Task brief » Extract from the listing each line in which the word "Petersburger" appears.

Material provided »

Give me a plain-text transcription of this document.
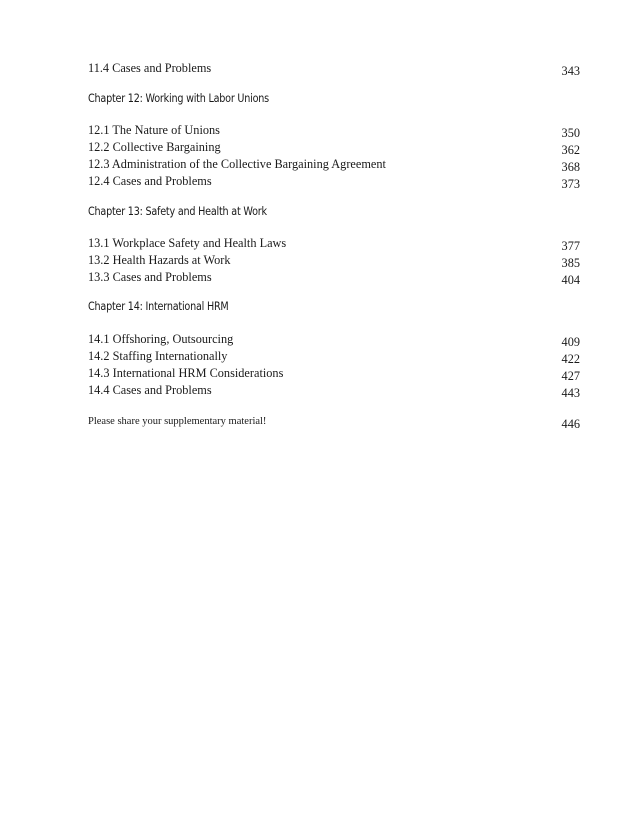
11.4 Cases and Problems	343
Chapter 12: Working with Labor Unions
12.1 The Nature of Unions	350
12.2 Collective Bargaining	362
12.3 Administration of the Collective Bargaining Agreement	368
12.4 Cases and Problems	373
Chapter 13: Safety and Health at Work
13.1 Workplace Safety and Health Laws	377
13.2 Health Hazards at Work	385
13.3 Cases and Problems	404
Chapter 14: International HRM
14.1 Offshoring, Outsourcing	409
14.2 Staffing Internationally	422
14.3 International HRM Considerations	427
14.4 Cases and Problems	443
Please share your supplementary material!	446
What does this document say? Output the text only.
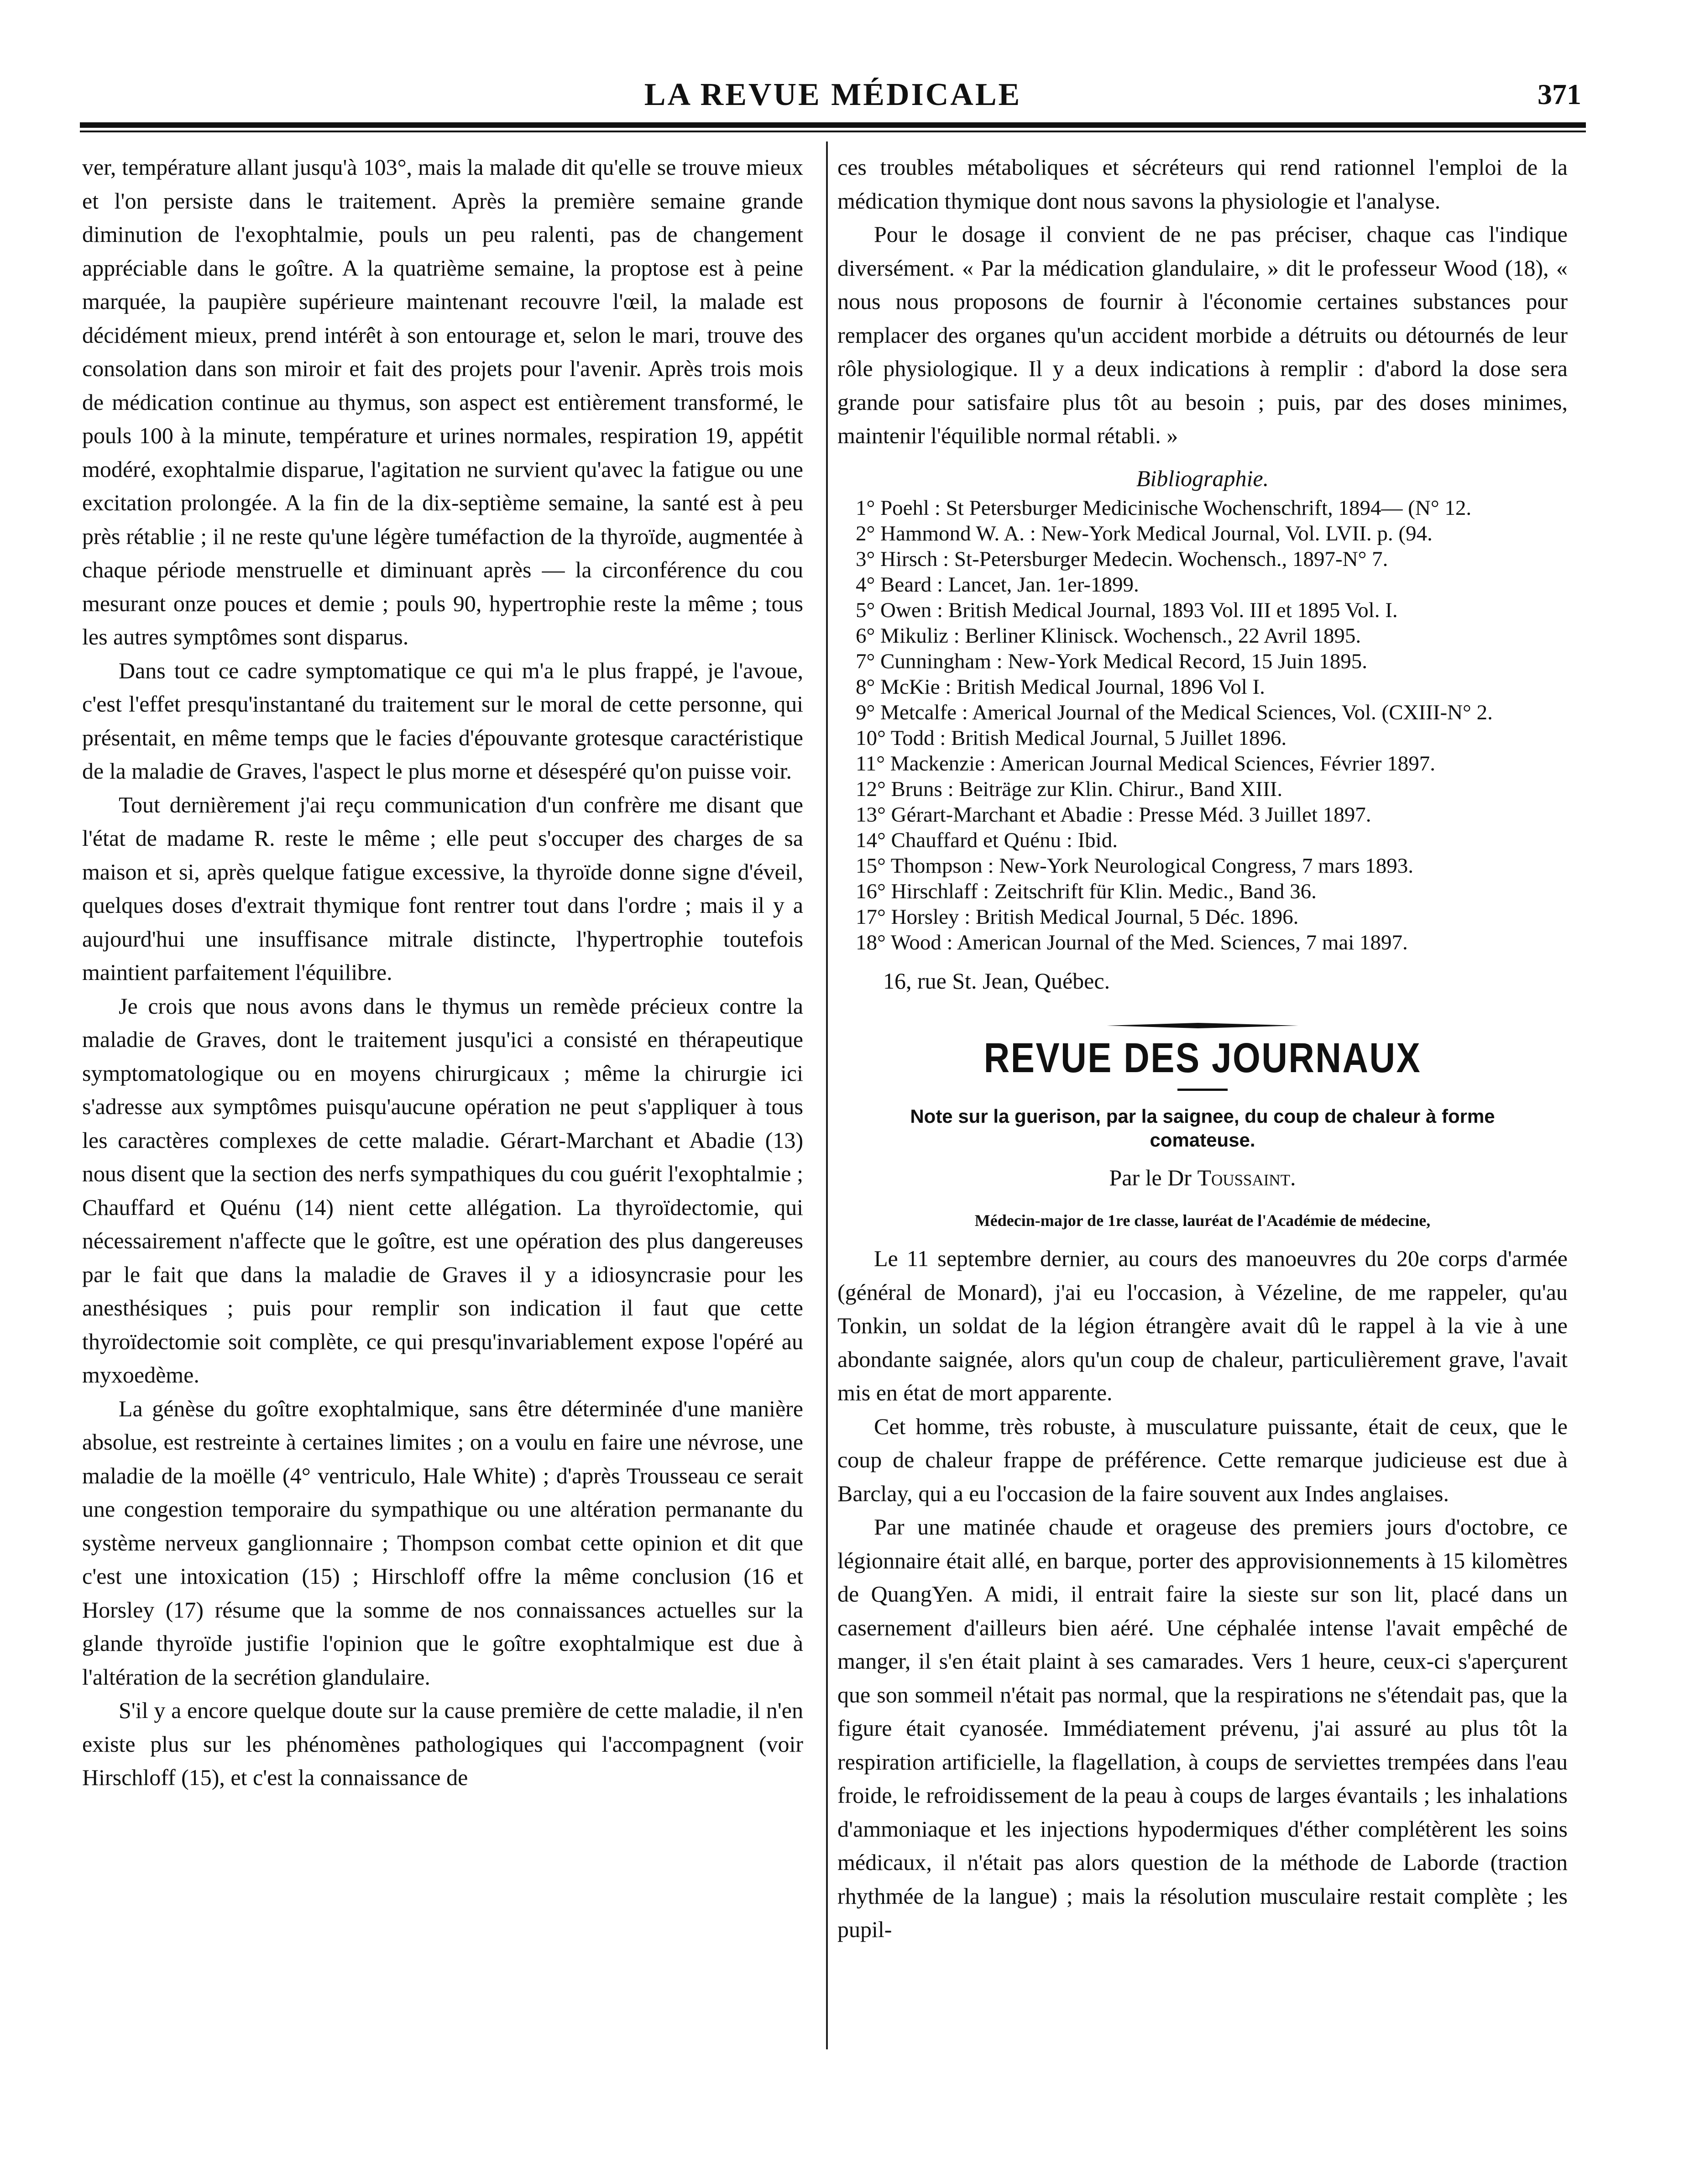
LA REVUE MÉDICALE	371

ver, température allant jusqu'à 103°, mais la malade dit qu'elle se trouve mieux et l'on persiste dans le traitement. Après la première semaine grande diminution de l'exophtalmie, pouls un peu ralenti, pas de changement appréciable dans le goître. A la quatrième semaine, la proptose est à peine marquée, la paupière supérieure maintenant recouvre l'œil, la malade est décidément mieux, prend intérêt à son entourage et, selon le mari, trouve des consolation dans son miroir et fait des projets pour l'avenir. Après trois mois de médication continue au thymus, son aspect est entièrement transformé, le pouls 100 à la minute, température et urines normales, respiration 19, appétit modéré, exophtalmie disparue, l'agitation ne survient qu'avec la fatigue ou une excitation prolongée. A la fin de la dix-septième semaine, la santé est à peu près rétablie ; il ne reste qu'une légère tuméfaction de la thyroïde, augmentée à chaque période menstruelle et diminuant après — la circonférence du cou mesurant onze pouces et demie ; pouls 90, hypertrophie reste la même ; tous les autres symptômes sont disparus.

Dans tout ce cadre symptomatique ce qui m'a le plus frappé, je l'avoue, c'est l'effet presqu'instantané du traitement sur le moral de cette personne, qui présentait, en même temps que le facies d'épouvante grotesque caractéristique de la maladie de Graves, l'aspect le plus morne et désespéré qu'on puisse voir.

Tout dernièrement j'ai reçu communication d'un confrère me disant que l'état de madame R. reste le même ; elle peut s'occuper des charges de sa maison et si, après quelque fatigue excessive, la thyroïde donne signe d'éveil, quelques doses d'extrait thymique font rentrer tout dans l'ordre ; mais il y a aujourd'hui une insuffisance mitrale distincte, l'hypertrophie toutefois maintient parfaitement l'équilibre.

Je crois que nous avons dans le thymus un remède précieux contre la maladie de Graves, dont le traitement jusqu'ici a consisté en thérapeutique symptomatologique ou en moyens chirurgicaux ; même la chirurgie ici s'adresse aux symptômes puisqu'aucune opération ne peut s'appliquer à tous les caractères complexes de cette maladie. Gérart-Marchant et Abadie (13) nous disent que la section des nerfs sympathiques du cou guérit l'exophtalmie ; Chauffard et Quénu (14) nient cette allégation. La thyroïdectomie, qui nécessairement n'affecte que le goître, est une opération des plus dangereuses par le fait que dans la maladie de Graves il y a idiosyncrasie pour les anesthésiques ; puis pour remplir son indication il faut que cette thyroïdectomie soit complète, ce qui presqu'invariablement expose l'opéré au myxoedème.

La génèse du goître exophtalmique, sans être déterminée d'une manière absolue, est restreinte à certaines limites ; on a voulu en faire une névrose, une maladie de la moëlle (4° ventriculo, Hale White) ; d'après Trousseau ce serait une congestion temporaire du sympathique ou une altération permanante du système nerveux ganglionnaire ; Thompson combat cette opinion et dit que c'est une intoxication (15) ; Hirschloff offre la même conclusion (16 et Horsley (17) résume que la somme de nos connaissances actuelles sur la glande thyroïde justifie l'opinion que le goître exophtalmique est due à l'altération de la secrétion glandulaire.

S'il y a encore quelque doute sur la cause première de cette maladie, il n'en existe plus sur les phénomènes pathologiques qui l'accompagnent (voir Hirschloff (15), et c'est la connaissance de

ces troubles métaboliques et sécréteurs qui rend rationnel l'emploi de la médication thymique dont nous savons la physiologie et l'analyse.

Pour le dosage il convient de ne pas préciser, chaque cas l'indique diversément. « Par la médication glandulaire, » dit le professeur Wood (18), « nous nous proposons de fournir à l'économie certaines substances pour remplacer des organes qu'un accident morbide a détruits ou détournés de leur rôle physiologique. Il y a deux indications à remplir : d'abord la dose sera grande pour satisfaire plus tôt au besoin ; puis, par des doses minimes, maintenir l'équilible normal rétabli. »

Bibliographie.

1° Poehl : St Petersburger Medicinische Wochenschrift, 1894— (N° 12.
2° Hammond W. A. : New-York Medical Journal, Vol. LVII. p. (94.
3° Hirsch : St-Petersburger Medecin. Wochensch., 1897-N° 7.
4° Beard : Lancet, Jan. 1er-1899.
5° Owen : British Medical Journal, 1893 Vol. III et 1895 Vol. I.
6° Mikuliz : Berliner Klinisck. Wochensch., 22 Avril 1895.
7° Cunningham : New-York Medical Record, 15 Juin 1895.
8° McKie : British Medical Journal, 1896 Vol I.
9° Metcalfe : Americal Journal of the Medical Sciences, Vol. (CXIII-N° 2.
10° Todd : British Medical Journal, 5 Juillet 1896.
11° Mackenzie : American Journal Medical Sciences, Février 1897.
12° Bruns : Beiträge zur Klin. Chirur., Band XIII.
13° Gérart-Marchant et Abadie : Presse Méd. 3 Juillet 1897.
14° Chauffard et Quénu : Ibid.
15° Thompson : New-York Neurological Congress, 7 mars 1893.
16° Hirschlaff : Zeitschrift für Klin. Medic., Band 36.
17° Horsley : British Medical Journal, 5 Déc. 1896.
18° Wood : American Journal of the Med. Sciences, 7 mai 1897.

16, rue St. Jean, Québec.

REVUE DES JOURNAUX
Note sur la guerison, par la saignee, du coup de chaleur à forme comateuse.

Par le Dr Toussaint.

Médecin-major de 1re classe, lauréat de l'Académie de médecine,

Le 11 septembre dernier, au cours des manoeuvres du 20e corps d'armée (général de Monard), j'ai eu l'occasion, à Vézeline, de me rappeler, qu'au Tonkin, un soldat de la légion étrangère avait dû le rappel à la vie à une abondante saignée, alors qu'un coup de chaleur, particulièrement grave, l'avait mis en état de mort apparente.

Cet homme, très robuste, à musculature puissante, était de ceux, que le coup de chaleur frappe de préférence. Cette remarque judicieuse est due à Barclay, qui a eu l'occasion de la faire souvent aux Indes anglaises.

Par une matinée chaude et orageuse des premiers jours d'octobre, ce légionnaire était allé, en barque, porter des approvisionnements à 15 kilomètres de QuangYen. A midi, il entrait faire la sieste sur son lit, placé dans un casernement d'ailleurs bien aéré. Une céphalée intense l'avait empêché de manger, il s'en était plaint à ses camarades. Vers 1 heure, ceux-ci s'aperçurent que son sommeil n'était pas normal, que la respirations ne s'étendait pas, que la figure était cyanosée. Immédiatement prévenu, j'ai assuré au plus tôt la respiration artificielle, la flagellation, à coups de serviettes trempées dans l'eau froide, le refroidissement de la peau à coups de larges évantails ; les inhalations d'ammoniaque et les injections hypodermiques d'éther complétèrent les soins médicaux, il n'était pas alors question de la méthode de Laborde (traction rhythmée de la langue) ; mais la résolution musculaire restait complète ; les pupil-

Response to the task »
1° Poehl : St Petersburger Medicinische Wochenschrift, 1894— (N° 12.
3° Hirsch : St-Petersburger Medecin. Wochensch., 1897-N° 7.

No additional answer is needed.